▸ EXERCISE INSTRUCTIONS: Quote every line as given.

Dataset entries
------------
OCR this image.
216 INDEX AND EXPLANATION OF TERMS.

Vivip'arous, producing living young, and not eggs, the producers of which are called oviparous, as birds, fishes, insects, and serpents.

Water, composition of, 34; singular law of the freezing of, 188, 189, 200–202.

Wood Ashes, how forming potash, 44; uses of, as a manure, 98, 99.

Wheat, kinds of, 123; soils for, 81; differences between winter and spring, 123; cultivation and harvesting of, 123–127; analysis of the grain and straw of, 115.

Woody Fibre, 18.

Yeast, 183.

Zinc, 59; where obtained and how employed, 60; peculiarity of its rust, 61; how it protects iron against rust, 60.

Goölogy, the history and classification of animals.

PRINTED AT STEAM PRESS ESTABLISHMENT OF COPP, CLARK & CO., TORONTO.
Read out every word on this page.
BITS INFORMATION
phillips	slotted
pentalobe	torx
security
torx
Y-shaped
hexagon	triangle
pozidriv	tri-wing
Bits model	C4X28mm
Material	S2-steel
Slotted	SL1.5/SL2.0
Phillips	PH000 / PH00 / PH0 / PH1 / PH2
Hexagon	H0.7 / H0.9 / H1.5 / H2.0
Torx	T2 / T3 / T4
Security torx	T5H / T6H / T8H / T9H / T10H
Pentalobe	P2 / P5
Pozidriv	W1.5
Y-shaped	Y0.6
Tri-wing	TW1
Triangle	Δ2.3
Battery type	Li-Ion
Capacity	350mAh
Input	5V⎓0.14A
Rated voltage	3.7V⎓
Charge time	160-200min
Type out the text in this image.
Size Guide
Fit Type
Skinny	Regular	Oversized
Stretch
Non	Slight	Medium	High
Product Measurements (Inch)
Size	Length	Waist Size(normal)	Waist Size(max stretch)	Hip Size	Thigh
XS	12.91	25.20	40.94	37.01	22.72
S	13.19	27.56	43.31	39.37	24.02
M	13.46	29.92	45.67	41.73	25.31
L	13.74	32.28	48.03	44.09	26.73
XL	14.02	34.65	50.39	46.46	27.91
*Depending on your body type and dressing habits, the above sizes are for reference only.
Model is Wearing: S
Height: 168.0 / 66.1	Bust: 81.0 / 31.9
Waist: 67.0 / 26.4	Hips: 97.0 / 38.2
------------
▸ REPLY TO THE EXERCISE:
OCR this image.
216 INDEX AND EXPLANATION OF TERMS.

Vivip'arous, producing living young, and not eggs, the producers of which are called oviparous, as birds, fishes, insects, and serpents.

Water, composition of, 34; singular law of the freezing of, 188, 189, 200–202.

Wood Ashes, how forming potash, 44; uses of, as a manure, 98, 99.

Wheat, kinds of, 123; soils for, 81; differences between winter and spring, 123; cultivation and harvesting of, 123–127; analysis of the grain and straw of, 115.

Woody Fibre, 18.

Yeast, 183.

Zinc, 59; where obtained and how employed, 60; peculiarity of its rust, 61; how it protects iron against rust, 60.

Goölogy, the history and classification of animals.

PRINTED AT STEAM PRESS ESTABLISHMENT OF COPP, CLARK & CO., TORONTO.
Read out every word on this page.
BITS INFORMATION
phillips	slotted
pentalobe	torx
security
torx
Y-shaped
hexagon	triangle
pozidriv	tri-wing
Bits model	C4X28mm
Material	S2-steel
Slotted	SL1.5/SL2.0
Phillips	PH000 / PH00 / PH0 / PH1 / PH2
Hexagon	H0.7 / H0.9 / H1.5 / H2.0
Torx	T2 / T3 / T4
Security torx	T5H / T6H / T8H / T9H / T10H
Pentalobe	P2 / P5
Pozidriv	W1.5
Y-shaped	Y0.6
Tri-wing	TW1
Triangle	Δ2.3
Battery type	Li-Ion
Capacity	350mAh
Input	5V⎓0.14A
Rated voltage	3.7V⎓
Charge time	160-200min
Type out the text in this image.
Size Guide
Fit Type
Skinny	Regular	Oversized
Stretch
Non	Slight	Medium	High
Product Measurements (Inch)
Size	Length	Waist Size(normal)	Waist Size(max stretch)	Hip Size	Thigh
XS	12.91	25.20	40.94	37.01	22.72
S	13.19	27.56	43.31	39.37	24.02
M	13.46	29.92	45.67	41.73	25.31
L	13.74	32.28	48.03	44.09	26.73
XL	14.02	34.65	50.39	46.46	27.91
*Depending on your body type and dressing habits, the above sizes are for reference only.
Model is Wearing: S
Height: 168.0 / 66.1	Bust: 81.0 / 31.9
Waist: 67.0 / 26.4	Hips: 97.0 / 38.2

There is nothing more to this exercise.